-- DOCUMENT start --

The whole world is in a bubble. The talk is it is the US, but it is the whole world. Europe was so bubble bound it almost didn't recover in the 1990's, only to have it pop again. The whole China game is nothing more than another dotbomb bubble, the country being silicon valley in a microcosm. The whole game depends on being able to sell goods to poor credit Americans. How much marginal utility or sales do you think are going away with subprime borrowing?

The bulls are faced with a big problem. That problem is what you bring up, higher prices, which indicate tighter supplies on commodities. There are a million predictions of more growth worldwide and no extra oil in the short run. There are tens of trillion in debt and equity riding on this growth happening. Each failure to grow more destroys more money.

If you look at what the Fed is doing? It is replacing money that is needed to keep the system liquid. This isn't free money, it is loaned into the system and owed back to the Fed. At some point the Fed will have to collect or collapse. When they collect, the game is over.

Gordo
Posts: 122
Joined: Mon Sep 22, 2008 11:18 am

Re: The Wall Street Journal becomes aware of deflation

Post by Gordo »

malleni wrote:I have a question and it would be interesting to get information from USA about it.

-- DOCUMENT end --
-- DATA SEGMENT start --

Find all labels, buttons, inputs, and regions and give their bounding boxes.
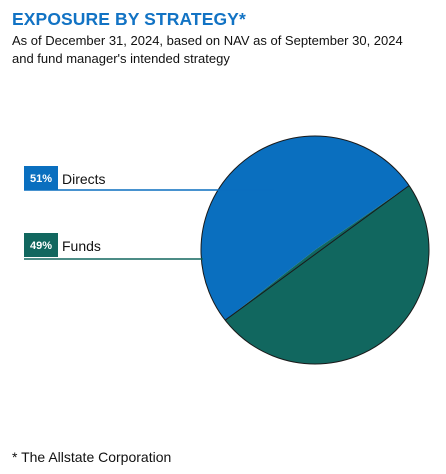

-- DATA SEGMENT end --

**TO BE DONE**
1. Decide whether each statement below agrees with the forum discussion of the economic bubble. Answer yes or no for each, and quote the words that decide it.
(a) The Fed's money is described as free money.
(b) No extra oil is expected in the short run.
(c) Europe recovered easily in the 1990's.
2. Continue the forum discussion of the economic bubble and deflation from the point where it stops.

**SOLVED TASKS**
1.
(a) No: "This isn't free money, it is loaned into the system and owed back to the Fed."
(b) Yes: "There are a million predictions of more growth worldwide and no extra oil in the short run."
(c) No: "Europe was so bubble bound it almost didn't recover in the 1990's"

2.
It looks that similar diagrams can be made for EU (Austria), but still something looks not exactly clear as you described regarding "falling prices".
At least here.
(perhaps in US is situation different and it would be good to compare)

Namely, 6 months ago the gas prices was double so high as today (140 against 70 $ roughly today)
But, on the gas stations this nice reduction of prices - is NOT to see. The reduction is about 20-25% (at highest!)

In the food stores - the food prices are in the BEST case - the same. In many cases - food is more expensive as 6 months ago!
It looks that this good effect for customers (at least A-EU) - is almost NOT visible (besides this insufficient reduction of gas price - now about 1.15€/liter for 95 Euro)

How it is in USA regarding these articles?
Its not much different in the US. Gasoline peaked around $4/gallon and has been SLOWLY creeping down. Currently its around $2.85/gallon (about 30% drop). I have not noticed any real decline in food prices at all, in fact produce is at all time record levels. I continue to be amazed at produce prices like a SINGLE apple or SINGLE tomato selling for almost $1. Overall, there has been no deflation yet, however it is very typical for markets to be slow to react, and food/fuel are NOT discretionary items like jewelry and electronics.

Gordo
Posts: 122
Joined: Mon Sep 22, 2008 11:18 am

Re: Financial topics

Post by Gordo »

John wrote:Dear Gordo,

You're shifting the ground. You said that the government could
create an unlimited amount of money by offering credit through banks.
I said they couldn't.
No, I did not. I can understand now why your reaction was: "impossible".
If you re-read Benanke's speech on deflation, he maps out what he will attempt to do, and shoving money down bank's throats is only the tip of the iceberg - and probably the least effective road to inflation.

Gordo
Posts: 122
Joined: Mon Sep 22, 2008 11:18 am

Re: Financial topics

Post by Gordo »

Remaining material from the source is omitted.